_Task prompt:_ Return the records that follow unaltered. Omit every picture.

_Records:_
═══

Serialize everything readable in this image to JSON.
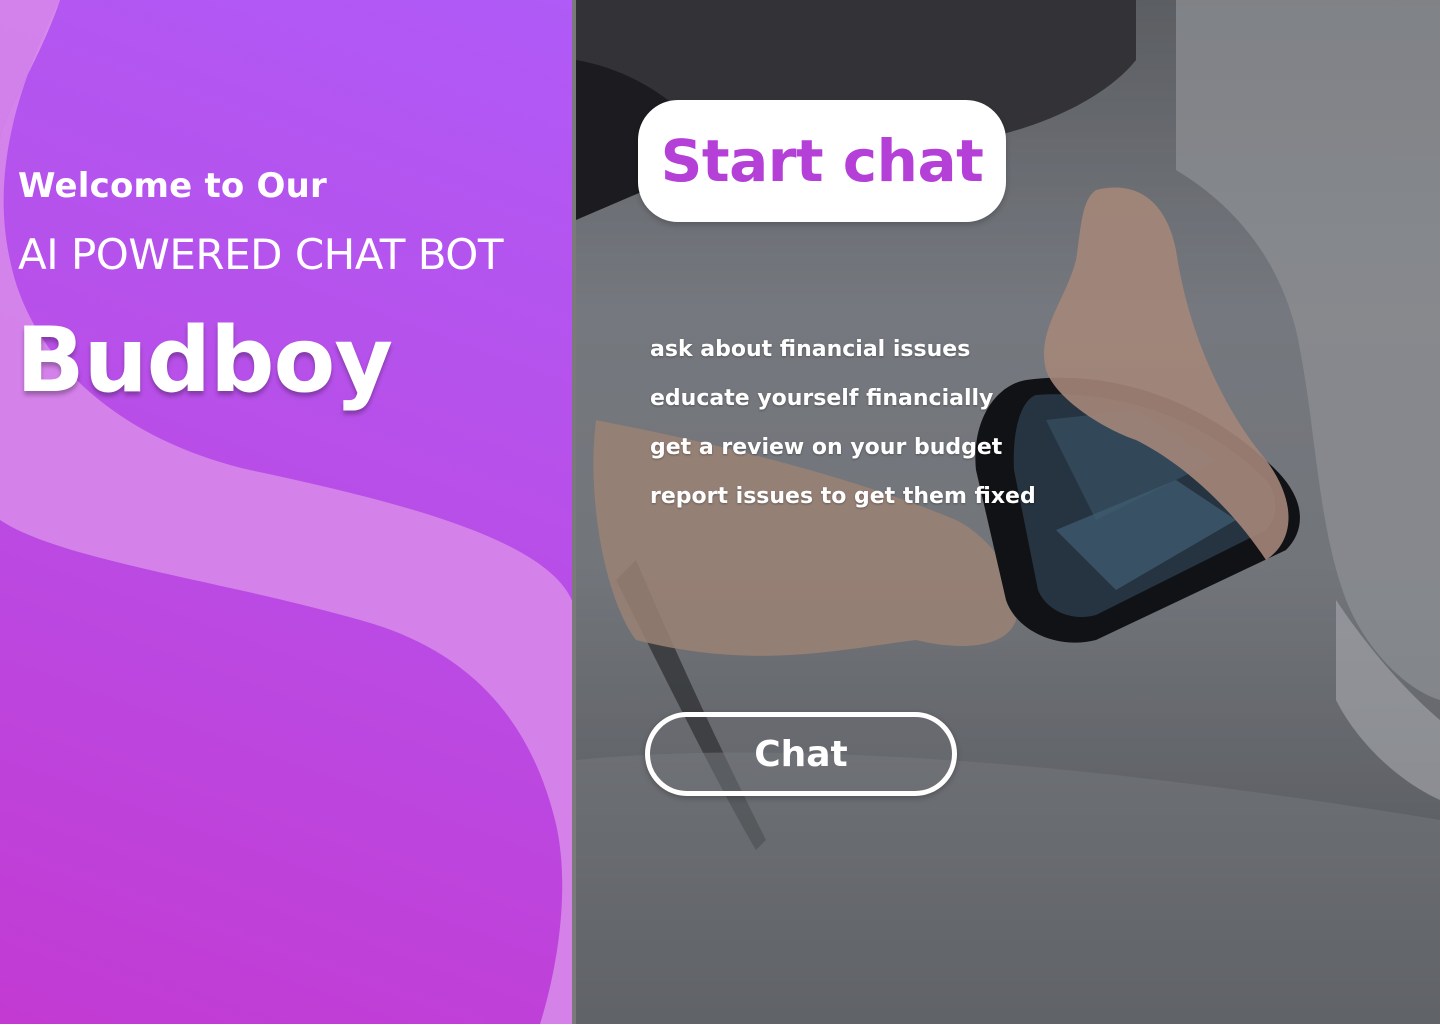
{
  "hero": {
    "welcome": "Welcome to Our",
    "subtitle": "AI POWERED CHAT BOT",
    "brand": "Budboy"
  },
  "actions": {
    "start_chat_label": "Start chat",
    "chat_label": "Chat"
  },
  "features": [
    "ask about financial issues",
    "educate yourself financially",
    "get a review on your budget",
    "report issues to get them fixed"
  ],
  "colors": {
    "accent": "#b540d8",
    "panel_top": "#b05af7",
    "panel_bottom": "#c23ad2",
    "wave": "#d886ec"
  }
}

═══

_Reply to the task:_
Serialize everything readable in this image to JSON.
{
  "hero": {
    "welcome": "Welcome to Our",
    "subtitle": "AI POWERED CHAT BOT",
    "brand": "Budboy"
  },
  "actions": {
    "start_chat_label": "Start chat",
    "chat_label": "Chat"
  },
  "features": [
    "ask about financial issues",
    "educate yourself financially",
    "get a review on your budget",
    "report issues to get them fixed"
  ],
  "colors": {
    "accent": "#b540d8",
    "panel_top": "#b05af7",
    "panel_bottom": "#c23ad2",
    "wave": "#d886ec"
  }
}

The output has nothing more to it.